'''

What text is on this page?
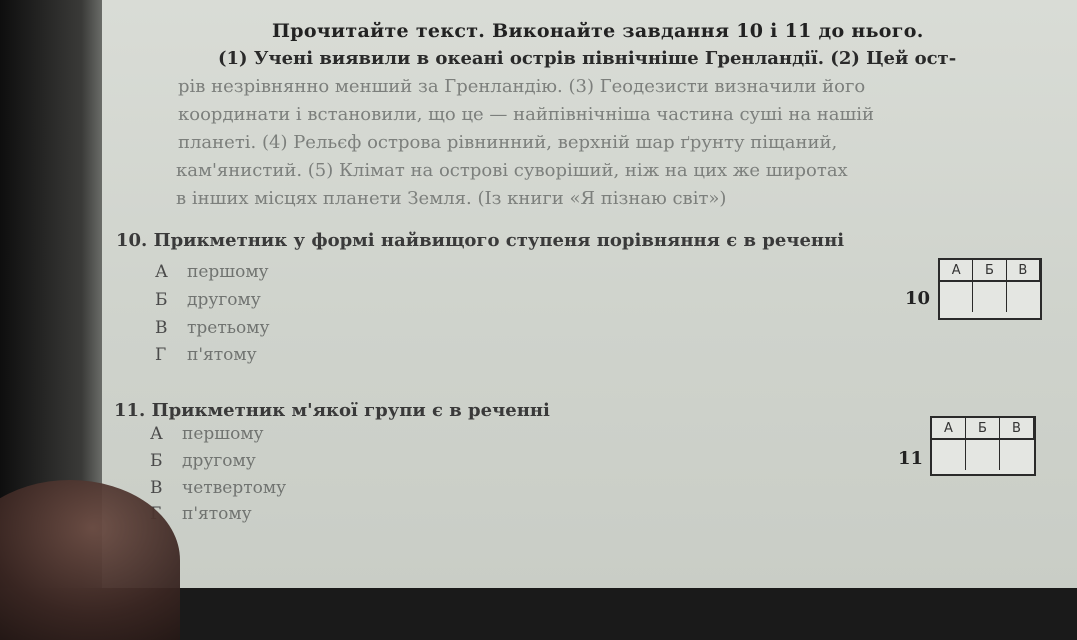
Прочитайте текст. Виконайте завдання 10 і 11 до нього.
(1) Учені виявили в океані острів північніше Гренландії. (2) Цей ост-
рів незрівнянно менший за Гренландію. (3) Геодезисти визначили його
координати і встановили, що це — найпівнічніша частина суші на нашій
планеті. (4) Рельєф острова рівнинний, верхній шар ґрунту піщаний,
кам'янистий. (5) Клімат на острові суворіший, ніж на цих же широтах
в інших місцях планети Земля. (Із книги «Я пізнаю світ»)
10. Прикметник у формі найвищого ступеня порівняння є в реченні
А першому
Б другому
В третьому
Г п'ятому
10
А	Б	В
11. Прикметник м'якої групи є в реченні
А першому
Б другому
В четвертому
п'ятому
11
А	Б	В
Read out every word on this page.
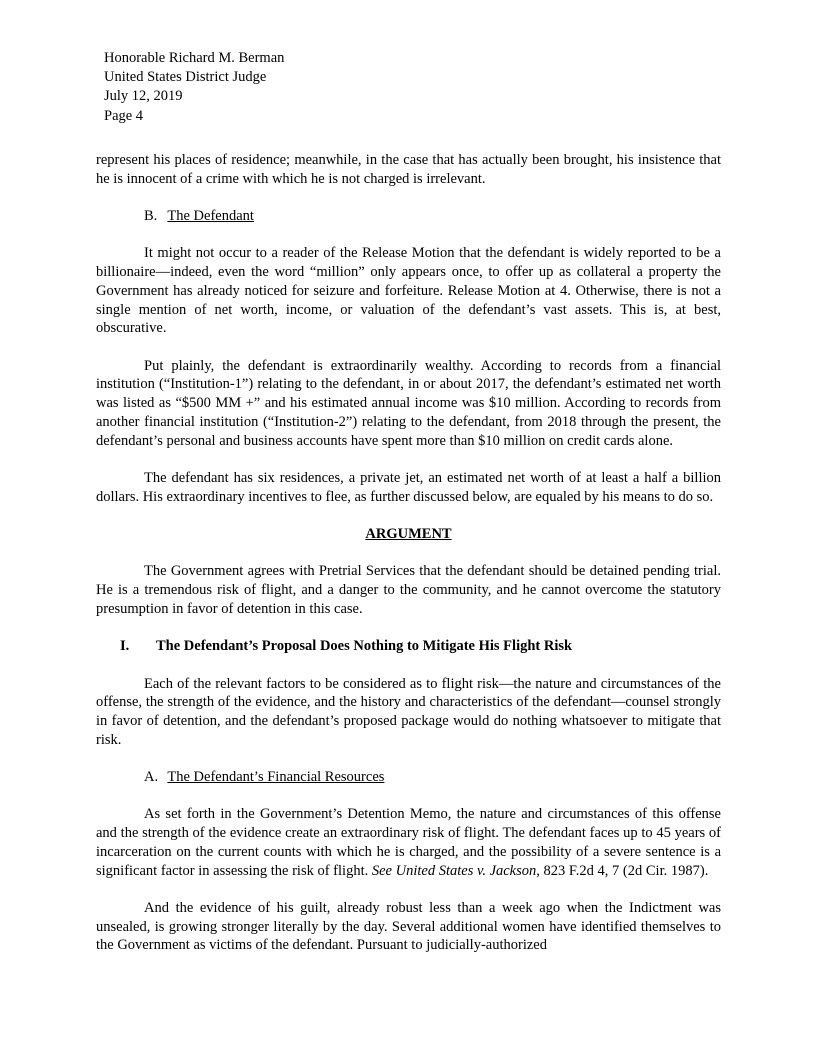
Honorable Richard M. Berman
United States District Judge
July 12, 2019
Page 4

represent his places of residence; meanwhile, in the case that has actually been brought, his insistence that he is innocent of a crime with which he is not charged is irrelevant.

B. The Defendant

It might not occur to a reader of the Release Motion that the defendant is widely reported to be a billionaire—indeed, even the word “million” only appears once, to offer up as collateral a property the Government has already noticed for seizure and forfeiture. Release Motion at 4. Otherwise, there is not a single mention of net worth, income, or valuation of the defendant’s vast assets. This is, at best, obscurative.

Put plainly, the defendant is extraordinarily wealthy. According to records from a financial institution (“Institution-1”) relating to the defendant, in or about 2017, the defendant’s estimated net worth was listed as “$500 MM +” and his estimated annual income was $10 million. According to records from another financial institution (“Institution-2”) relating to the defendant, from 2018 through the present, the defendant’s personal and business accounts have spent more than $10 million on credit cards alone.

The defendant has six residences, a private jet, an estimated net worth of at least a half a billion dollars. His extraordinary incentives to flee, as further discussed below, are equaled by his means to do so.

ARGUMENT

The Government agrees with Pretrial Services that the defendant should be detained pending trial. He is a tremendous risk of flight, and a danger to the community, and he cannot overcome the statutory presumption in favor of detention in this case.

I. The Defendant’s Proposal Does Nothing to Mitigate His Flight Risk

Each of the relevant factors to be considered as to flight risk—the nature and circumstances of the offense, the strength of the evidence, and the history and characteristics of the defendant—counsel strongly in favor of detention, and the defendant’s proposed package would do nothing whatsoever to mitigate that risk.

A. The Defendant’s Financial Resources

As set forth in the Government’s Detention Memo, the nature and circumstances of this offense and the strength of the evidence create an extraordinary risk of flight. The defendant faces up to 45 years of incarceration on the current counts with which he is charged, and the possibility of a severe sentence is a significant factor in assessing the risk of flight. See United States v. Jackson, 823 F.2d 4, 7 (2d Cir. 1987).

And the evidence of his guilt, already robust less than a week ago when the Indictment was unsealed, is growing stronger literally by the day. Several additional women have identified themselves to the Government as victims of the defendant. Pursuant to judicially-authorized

'''

Task: Copy every line in the listing above where the string "circumstances" turns up.

Expected answer:
Each of the relevant factors to be considered as to flight risk—the nature and circumstances of the offense, the strength of the evidence, and the history and characteristics of the defendant—counsel strongly in favor of detention, and the defendant’s proposed package would do nothing whatsoever to mitigate that risk.
As set forth in the Government’s Detention Memo, the nature and circumstances of this offense and the strength of the evidence create an extraordinary risk of flight. The defendant faces up to 45 years of incarceration on the current counts with which he is charged, and the possibility of a severe sentence is a significant factor in assessing the risk of flight. See United States v. Jackson, 823 F.2d 4, 7 (2d Cir. 1987).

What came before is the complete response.